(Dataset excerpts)
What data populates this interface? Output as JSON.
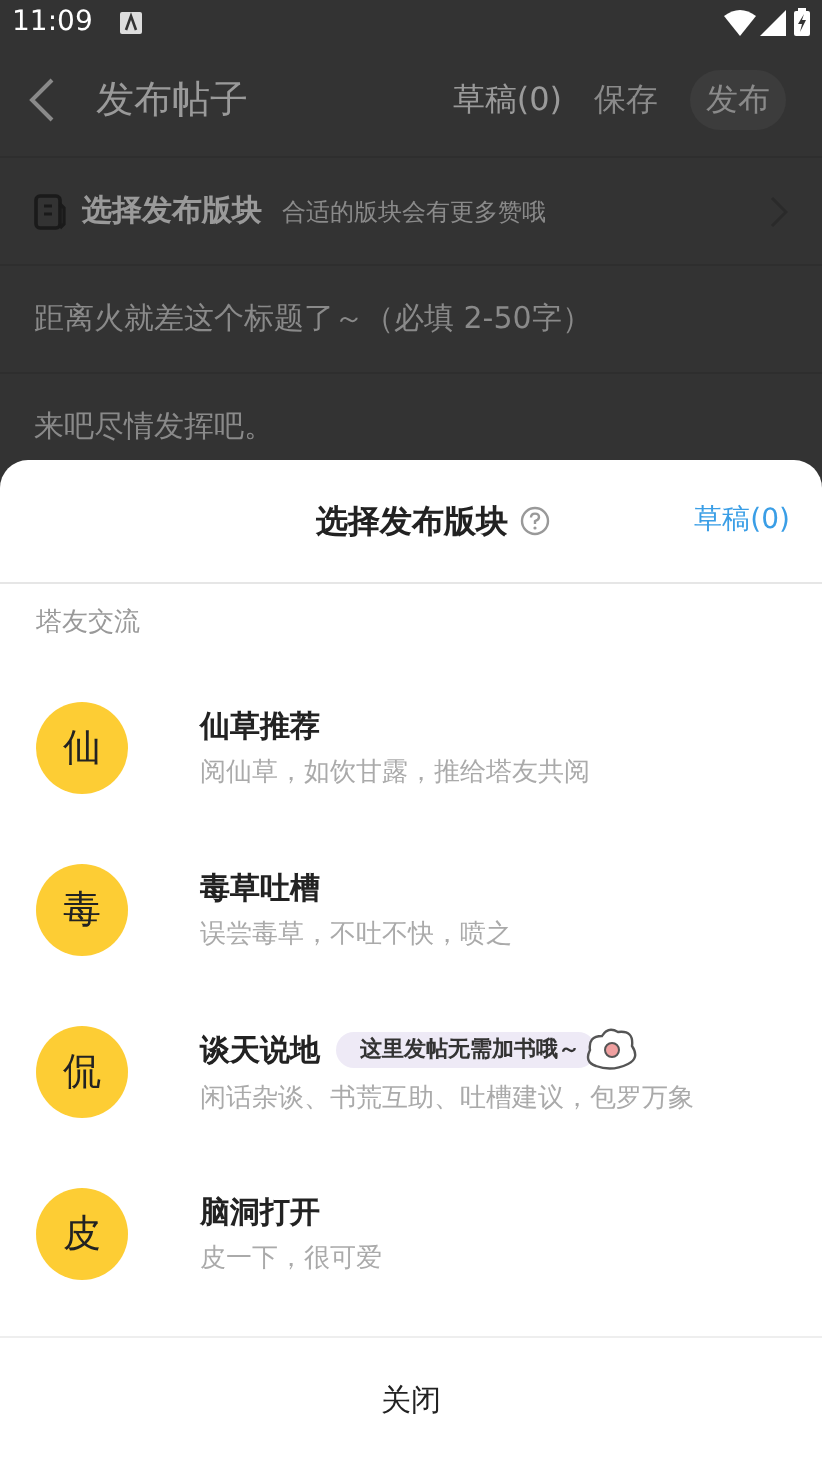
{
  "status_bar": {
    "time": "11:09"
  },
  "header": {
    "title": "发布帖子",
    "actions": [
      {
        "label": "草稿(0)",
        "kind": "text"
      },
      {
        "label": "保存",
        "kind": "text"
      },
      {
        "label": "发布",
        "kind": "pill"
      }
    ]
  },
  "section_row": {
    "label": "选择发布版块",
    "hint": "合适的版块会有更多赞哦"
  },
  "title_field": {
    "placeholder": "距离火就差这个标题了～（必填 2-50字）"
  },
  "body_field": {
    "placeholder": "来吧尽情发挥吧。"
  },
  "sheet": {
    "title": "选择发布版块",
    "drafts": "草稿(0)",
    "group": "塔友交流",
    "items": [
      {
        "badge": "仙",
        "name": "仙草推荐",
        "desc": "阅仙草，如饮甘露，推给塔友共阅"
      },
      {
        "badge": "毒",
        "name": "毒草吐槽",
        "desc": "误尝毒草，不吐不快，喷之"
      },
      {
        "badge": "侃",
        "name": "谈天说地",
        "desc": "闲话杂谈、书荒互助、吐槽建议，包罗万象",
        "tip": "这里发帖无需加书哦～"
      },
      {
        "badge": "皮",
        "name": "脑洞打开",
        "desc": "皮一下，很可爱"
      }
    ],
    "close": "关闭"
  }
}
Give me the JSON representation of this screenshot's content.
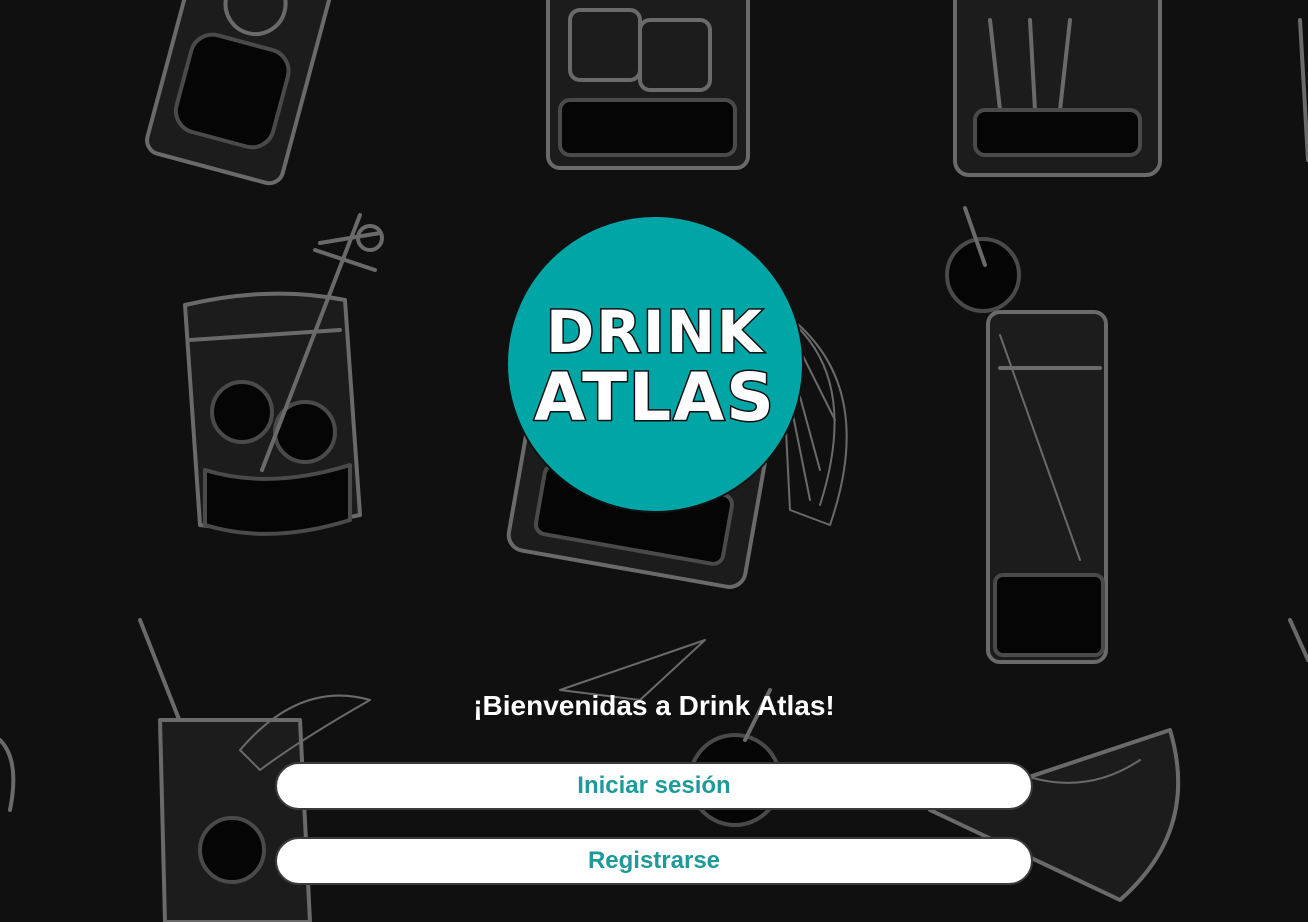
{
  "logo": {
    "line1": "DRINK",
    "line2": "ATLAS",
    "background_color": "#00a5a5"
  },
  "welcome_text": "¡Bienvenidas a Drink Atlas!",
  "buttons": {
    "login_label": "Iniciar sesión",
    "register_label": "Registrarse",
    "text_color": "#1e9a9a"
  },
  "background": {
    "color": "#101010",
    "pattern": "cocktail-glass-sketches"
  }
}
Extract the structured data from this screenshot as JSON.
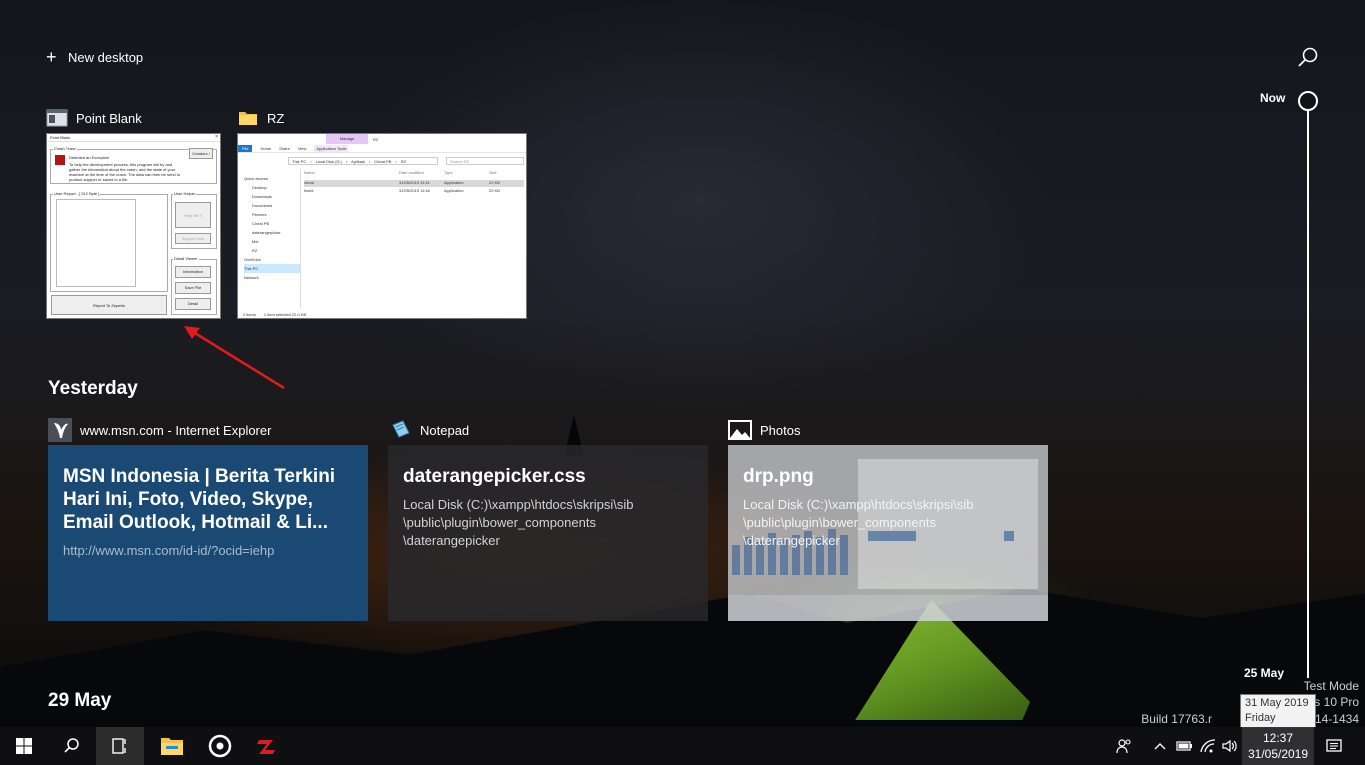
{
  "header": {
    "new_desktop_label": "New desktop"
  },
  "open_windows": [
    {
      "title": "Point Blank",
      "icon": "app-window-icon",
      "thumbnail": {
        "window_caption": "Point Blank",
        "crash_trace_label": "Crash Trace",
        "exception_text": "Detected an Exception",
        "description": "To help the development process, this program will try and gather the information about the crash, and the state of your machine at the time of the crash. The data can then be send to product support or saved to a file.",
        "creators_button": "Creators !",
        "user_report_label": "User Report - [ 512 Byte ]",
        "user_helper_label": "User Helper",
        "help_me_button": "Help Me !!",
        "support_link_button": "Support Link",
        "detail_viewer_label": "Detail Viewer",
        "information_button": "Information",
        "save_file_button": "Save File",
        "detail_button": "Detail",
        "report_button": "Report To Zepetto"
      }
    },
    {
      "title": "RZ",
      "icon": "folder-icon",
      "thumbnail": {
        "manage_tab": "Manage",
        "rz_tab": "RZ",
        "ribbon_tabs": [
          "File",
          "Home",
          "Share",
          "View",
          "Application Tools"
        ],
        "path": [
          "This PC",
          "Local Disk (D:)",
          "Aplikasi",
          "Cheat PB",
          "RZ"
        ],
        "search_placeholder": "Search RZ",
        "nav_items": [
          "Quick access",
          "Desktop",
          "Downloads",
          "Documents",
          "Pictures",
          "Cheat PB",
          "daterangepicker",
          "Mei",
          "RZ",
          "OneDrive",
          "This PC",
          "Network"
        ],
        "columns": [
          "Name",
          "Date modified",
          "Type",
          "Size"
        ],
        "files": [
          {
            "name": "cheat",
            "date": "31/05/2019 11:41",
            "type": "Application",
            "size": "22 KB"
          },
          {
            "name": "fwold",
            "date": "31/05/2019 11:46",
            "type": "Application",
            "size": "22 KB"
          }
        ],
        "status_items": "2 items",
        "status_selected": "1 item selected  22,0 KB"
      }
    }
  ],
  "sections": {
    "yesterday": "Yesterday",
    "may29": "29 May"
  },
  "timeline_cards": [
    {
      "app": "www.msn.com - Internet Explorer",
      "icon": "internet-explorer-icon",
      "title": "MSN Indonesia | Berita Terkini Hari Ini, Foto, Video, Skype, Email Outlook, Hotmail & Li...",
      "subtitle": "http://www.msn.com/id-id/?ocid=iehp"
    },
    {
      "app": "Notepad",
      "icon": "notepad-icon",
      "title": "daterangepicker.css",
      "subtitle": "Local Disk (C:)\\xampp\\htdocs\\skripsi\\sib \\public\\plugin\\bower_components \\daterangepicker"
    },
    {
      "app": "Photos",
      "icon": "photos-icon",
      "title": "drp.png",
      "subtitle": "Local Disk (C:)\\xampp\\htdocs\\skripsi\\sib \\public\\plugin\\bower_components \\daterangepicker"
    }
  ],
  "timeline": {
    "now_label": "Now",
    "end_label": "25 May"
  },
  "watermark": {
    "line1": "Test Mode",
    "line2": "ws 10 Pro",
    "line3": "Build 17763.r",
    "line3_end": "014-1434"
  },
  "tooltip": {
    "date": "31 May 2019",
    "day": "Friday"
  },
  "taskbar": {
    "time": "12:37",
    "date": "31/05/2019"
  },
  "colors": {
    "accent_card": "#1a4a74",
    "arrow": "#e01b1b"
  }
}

SHORT EXERCISE:
Reproduce the material word for word. Any pictures should be left out of the copy.

SOLUTION FOR THIS TASK:
What data populates this interface? Output as JSON.
{
  "status_bar": {
    "time": "11:09"
  },
  "header": {
    "title": "发布帖子",
    "actions": [
      {
        "label": "草稿(0)",
        "kind": "text"
      },
      {
        "label": "保存",
        "kind": "text"
      },
      {
        "label": "发布",
        "kind": "pill"
      }
    ]
  },
  "section_row": {
    "label": "选择发布版块",
    "hint": "合适的版块会有更多赞哦"
  },
  "title_field": {
    "placeholder": "距离火就差这个标题了～（必填 2-50字）"
  },
  "body_field": {
    "placeholder": "来吧尽情发挥吧。"
  },
  "sheet": {
    "title": "选择发布版块",
    "drafts": "草稿(0)",
    "group": "塔友交流",
    "items": [
      {
        "badge": "仙",
        "name": "仙草推荐",
        "desc": "阅仙草，如饮甘露，推给塔友共阅"
      },
      {
        "badge": "毒",
        "name": "毒草吐槽",
        "desc": "误尝毒草，不吐不快，喷之"
      },
      {
        "badge": "侃",
        "name": "谈天说地",
        "desc": "闲话杂谈、书荒互助、吐槽建议，包罗万象",
        "tip": "这里发帖无需加书哦～"
      },
      {
        "badge": "皮",
        "name": "脑洞打开",
        "desc": "皮一下，很可爱"
      }
    ],
    "close": "关闭"
  }
}
Give me the JSON representation of this screenshot's content.
{
  "logo": {
    "line1": "DRINK",
    "line2": "ATLAS",
    "background_color": "#00a5a5"
  },
  "welcome_text": "¡Bienvenidas a Drink Atlas!",
  "buttons": {
    "login_label": "Iniciar sesión",
    "register_label": "Registrarse",
    "text_color": "#1e9a9a"
  },
  "background": {
    "color": "#101010",
    "pattern": "cocktail-glass-sketches"
  }
}
Extract the structured data from this screenshot as JSON.
{
  "header": {
    "new_desktop_label": "New desktop"
  },
  "open_windows": [
    {
      "title": "Point Blank",
      "icon": "app-window-icon",
      "thumbnail": {
        "window_caption": "Point Blank",
        "crash_trace_label": "Crash Trace",
        "exception_text": "Detected an Exception",
        "description": "To help the development process, this program will try and gather the information about the crash, and the state of your machine at the time of the crash. The data can then be send to product support or saved to a file.",
        "creators_button": "Creators !",
        "user_report_label": "User Report - [ 512 Byte ]",
        "user_helper_label": "User Helper",
        "help_me_button": "Help Me !!",
        "support_link_button": "Support Link",
        "detail_viewer_label": "Detail Viewer",
        "information_button": "Information",
        "save_file_button": "Save File",
        "detail_button": "Detail",
        "report_button": "Report To Zepetto"
      }
    },
    {
      "title": "RZ",
      "icon": "folder-icon",
      "thumbnail": {
        "manage_tab": "Manage",
        "rz_tab": "RZ",
        "ribbon_tabs": [
          "File",
          "Home",
          "Share",
          "View",
          "Application Tools"
        ],
        "path": [
          "This PC",
          "Local Disk (D:)",
          "Aplikasi",
          "Cheat PB",
          "RZ"
        ],
        "search_placeholder": "Search RZ",
        "nav_items": [
          "Quick access",
          "Desktop",
          "Downloads",
          "Documents",
          "Pictures",
          "Cheat PB",
          "daterangepicker",
          "Mei",
          "RZ",
          "OneDrive",
          "This PC",
          "Network"
        ],
        "columns": [
          "Name",
          "Date modified",
          "Type",
          "Size"
        ],
        "files": [
          {
            "name": "cheat",
            "date": "31/05/2019 11:41",
            "type": "Application",
            "size": "22 KB"
          },
          {
            "name": "fwold",
            "date": "31/05/2019 11:46",
            "type": "Application",
            "size": "22 KB"
          }
        ],
        "status_items": "2 items",
        "status_selected": "1 item selected  22,0 KB"
      }
    }
  ],
  "sections": {
    "yesterday": "Yesterday",
    "may29": "29 May"
  },
  "timeline_cards": [
    {
      "app": "www.msn.com - Internet Explorer",
      "icon": "internet-explorer-icon",
      "title": "MSN Indonesia | Berita Terkini Hari Ini, Foto, Video, Skype, Email Outlook, Hotmail & Li...",
      "subtitle": "http://www.msn.com/id-id/?ocid=iehp"
    },
    {
      "app": "Notepad",
      "icon": "notepad-icon",
      "title": "daterangepicker.css",
      "subtitle": "Local Disk (C:)\\xampp\\htdocs\\skripsi\\sib \\public\\plugin\\bower_components \\daterangepicker"
    },
    {
      "app": "Photos",
      "icon": "photos-icon",
      "title": "drp.png",
      "subtitle": "Local Disk (C:)\\xampp\\htdocs\\skripsi\\sib \\public\\plugin\\bower_components \\daterangepicker"
    }
  ],
  "timeline": {
    "now_label": "Now",
    "end_label": "25 May"
  },
  "watermark": {
    "line1": "Test Mode",
    "line2": "ws 10 Pro",
    "line3": "Build 17763.r",
    "line3_end": "014-1434"
  },
  "tooltip": {
    "date": "31 May 2019",
    "day": "Friday"
  },
  "taskbar": {
    "time": "12:37",
    "date": "31/05/2019"
  },
  "colors": {
    "accent_card": "#1a4a74",
    "arrow": "#e01b1b"
  }
}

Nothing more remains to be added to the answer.